• **WORK REQUEST 1**
In the passage on breakups, shorten the paragraph beginning "I've been that woman in the water" to two sentences that keep its main points.
• **WORK REQUEST 2**
Write the next part of the passage on breakups, starting after its final sentence.

I’ve been that woman in the water in search of her life raft before – and I’ve definitely given myself the proverbial selfish coward card a few times. Whatever our story, when it comes to love not being right for both partners – it’s never easy. Ever. Breakup casualties are everywhere – people who feel like they are mere shells of who they used to be. If we can survive that kind of pain – the very best thing to do is remind ourselves just how loveable we actually are.
We love ourselves enough to know when it’s time to let go.
We know the pain. We do it anyway. Why? Because somewhere past the self-loathing and woe-is-me, I’m gonna be alone the rest of my life bullshit – we know. We deserve to be with the one person who will make us realize why it didn’t work with anyone else.
Valentine’s Day when you’re single feels like a trap.
So many of us define ourselves by our relationship status. It’s not only sad, it’s dangerous. Our mental health is not designed for withstanding self-sabotage.

• **DATASET EXTRACT**
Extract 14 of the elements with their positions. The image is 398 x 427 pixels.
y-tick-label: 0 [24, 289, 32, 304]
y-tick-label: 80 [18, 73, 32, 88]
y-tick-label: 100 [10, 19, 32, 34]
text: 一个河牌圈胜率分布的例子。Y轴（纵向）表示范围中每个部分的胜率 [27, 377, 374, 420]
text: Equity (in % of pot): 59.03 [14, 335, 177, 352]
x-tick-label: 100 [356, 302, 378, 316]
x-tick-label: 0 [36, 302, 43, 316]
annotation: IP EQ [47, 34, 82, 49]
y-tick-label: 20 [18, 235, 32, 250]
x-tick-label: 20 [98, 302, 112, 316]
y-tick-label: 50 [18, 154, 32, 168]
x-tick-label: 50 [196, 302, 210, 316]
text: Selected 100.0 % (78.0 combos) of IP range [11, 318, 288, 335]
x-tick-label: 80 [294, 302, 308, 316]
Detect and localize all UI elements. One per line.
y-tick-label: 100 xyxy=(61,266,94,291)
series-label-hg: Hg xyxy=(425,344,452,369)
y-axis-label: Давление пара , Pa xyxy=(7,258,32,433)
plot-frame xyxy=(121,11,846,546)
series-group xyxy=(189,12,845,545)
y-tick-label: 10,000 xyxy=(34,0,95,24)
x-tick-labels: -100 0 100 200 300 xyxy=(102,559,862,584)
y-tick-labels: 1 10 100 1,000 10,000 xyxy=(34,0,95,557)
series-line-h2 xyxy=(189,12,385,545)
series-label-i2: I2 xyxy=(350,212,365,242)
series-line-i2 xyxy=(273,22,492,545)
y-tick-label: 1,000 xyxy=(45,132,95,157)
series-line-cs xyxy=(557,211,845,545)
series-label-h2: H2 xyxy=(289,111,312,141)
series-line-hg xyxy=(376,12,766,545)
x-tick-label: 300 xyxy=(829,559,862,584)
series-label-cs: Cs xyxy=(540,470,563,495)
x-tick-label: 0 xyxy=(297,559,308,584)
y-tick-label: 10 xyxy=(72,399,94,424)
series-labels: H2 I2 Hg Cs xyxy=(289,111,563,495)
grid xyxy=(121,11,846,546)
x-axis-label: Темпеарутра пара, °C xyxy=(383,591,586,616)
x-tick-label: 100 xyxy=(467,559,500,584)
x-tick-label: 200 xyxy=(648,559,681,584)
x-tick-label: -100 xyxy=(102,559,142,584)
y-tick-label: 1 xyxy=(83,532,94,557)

• **RESULT 1**
The writer has been the one searching for a life raft and has called themselves a selfish coward, and love that isn't right for both partners is never easy, leaving breakup casualties everywhere who feel like shells of their former selves. Anyone who survives that pain should remind themselves how loveable they are.

• **RESULT 2**
How many of us feel “less than”, when we find ourselves single on Valentine’s Day? Why do we feel that if we were just with someone – anyone – the planets would miraculously align, and we’d snap into happy? So what does that mean – if we aren’t in a couple, we don’t get to be happy? It’s a scary maze of self-doubt and loathing that can be totally avoided. And by the way, even married people can fall victim to this trap (they stay for the kids living in misery, which is a whole different topic I wrote about here).
Personally, it’s taken me years to get it. Countless failed attempts of shoving squares into circles. Totally unfair to the person you’re trying to mold into your idea of The One, by the way.
I’ll always be the romantic, the dreamer. No one can reenact The Way We Were and Sex and The City like me. Carrie and K-K-K-Katie are my girls. But now, I’m finally on board with the reality that I’m responsible for my own happiness – and whether or not I’m sitting solo, or in a cozy booth for two this Valentine’s Day – it doesn’t affect my sense of self.
I have nothing personal against V-Day – I actually think it’s sweet (pun intended). But for those of us who are single, we don’t need to feel like shit, which is what usually happens this time of year.
It’s natural to feel left out and personally, I think there’s an untapped marketing goldmine for the flower shop, candy and greeting card companies. Where’s the bouquet that congratulates us for not settling? I want a heart-shaped box of candies with affirmation lettering. You deserve better, Atta girl, You Rock .
Whenever I’ve been single on February 14, I’ve always called it “Victory Day” – makes more sense. I don’t care who you are, when you survive emotional land mines of true love’s demise, you are victorious.
Still feel like shit? Read this list of love lessons – and remember – you’re worth more than what some candy-filled display wants you to believe.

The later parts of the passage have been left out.